Your objective:
Copy out the entries exactly, from the first line to the last.

Stored records:
+===+

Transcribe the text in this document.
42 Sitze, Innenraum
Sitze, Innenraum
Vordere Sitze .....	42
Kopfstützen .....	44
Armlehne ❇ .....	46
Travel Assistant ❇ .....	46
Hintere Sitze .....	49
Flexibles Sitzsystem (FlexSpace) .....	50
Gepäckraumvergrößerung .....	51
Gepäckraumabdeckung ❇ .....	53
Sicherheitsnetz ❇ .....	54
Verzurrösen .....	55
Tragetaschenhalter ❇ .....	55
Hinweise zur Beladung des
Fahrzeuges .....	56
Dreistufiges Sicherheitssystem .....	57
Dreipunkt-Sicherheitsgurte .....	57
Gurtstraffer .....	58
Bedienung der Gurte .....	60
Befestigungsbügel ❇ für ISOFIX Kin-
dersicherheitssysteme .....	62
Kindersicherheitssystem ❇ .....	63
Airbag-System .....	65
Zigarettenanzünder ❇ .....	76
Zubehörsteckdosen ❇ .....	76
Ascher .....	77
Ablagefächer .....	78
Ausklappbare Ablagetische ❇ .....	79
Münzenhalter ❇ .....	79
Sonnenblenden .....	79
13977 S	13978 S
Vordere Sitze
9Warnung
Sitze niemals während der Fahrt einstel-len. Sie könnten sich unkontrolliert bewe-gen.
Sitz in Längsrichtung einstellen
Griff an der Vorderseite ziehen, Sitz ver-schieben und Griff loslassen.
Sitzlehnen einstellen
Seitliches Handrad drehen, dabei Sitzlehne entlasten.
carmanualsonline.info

+===+

Full answer:
Transcribe the text in this document.
42 Sitze, Innenraum
Sitze, Innenraum
Vordere Sitze .....	42
Kopfstützen .....	44
Armlehne ❇ .....	46
Travel Assistant ❇ .....	46
Hintere Sitze .....	49
Flexibles Sitzsystem (FlexSpace) .....	50
Gepäckraumvergrößerung .....	51
Gepäckraumabdeckung ❇ .....	53
Sicherheitsnetz ❇ .....	54
Verzurrösen .....	55
Tragetaschenhalter ❇ .....	55
Hinweise zur Beladung des
Fahrzeuges .....	56
Dreistufiges Sicherheitssystem .....	57
Dreipunkt-Sicherheitsgurte .....	57
Gurtstraffer .....	58
Bedienung der Gurte .....	60
Befestigungsbügel ❇ für ISOFIX Kin-
dersicherheitssysteme .....	62
Kindersicherheitssystem ❇ .....	63
Airbag-System .....	65
Zigarettenanzünder ❇ .....	76
Zubehörsteckdosen ❇ .....	76
Ascher .....	77
Ablagefächer .....	78
Ausklappbare Ablagetische ❇ .....	79
Münzenhalter ❇ .....	79
Sonnenblenden .....	79
13977 S	13978 S
Vordere Sitze
9Warnung
Sitze niemals während der Fahrt einstel-len. Sie könnten sich unkontrolliert bewe-gen.
Sitz in Längsrichtung einstellen
Griff an der Vorderseite ziehen, Sitz ver-schieben und Griff loslassen.
Sitzlehnen einstellen
Seitliches Handrad drehen, dabei Sitzlehne entlasten.
carmanualsonline.info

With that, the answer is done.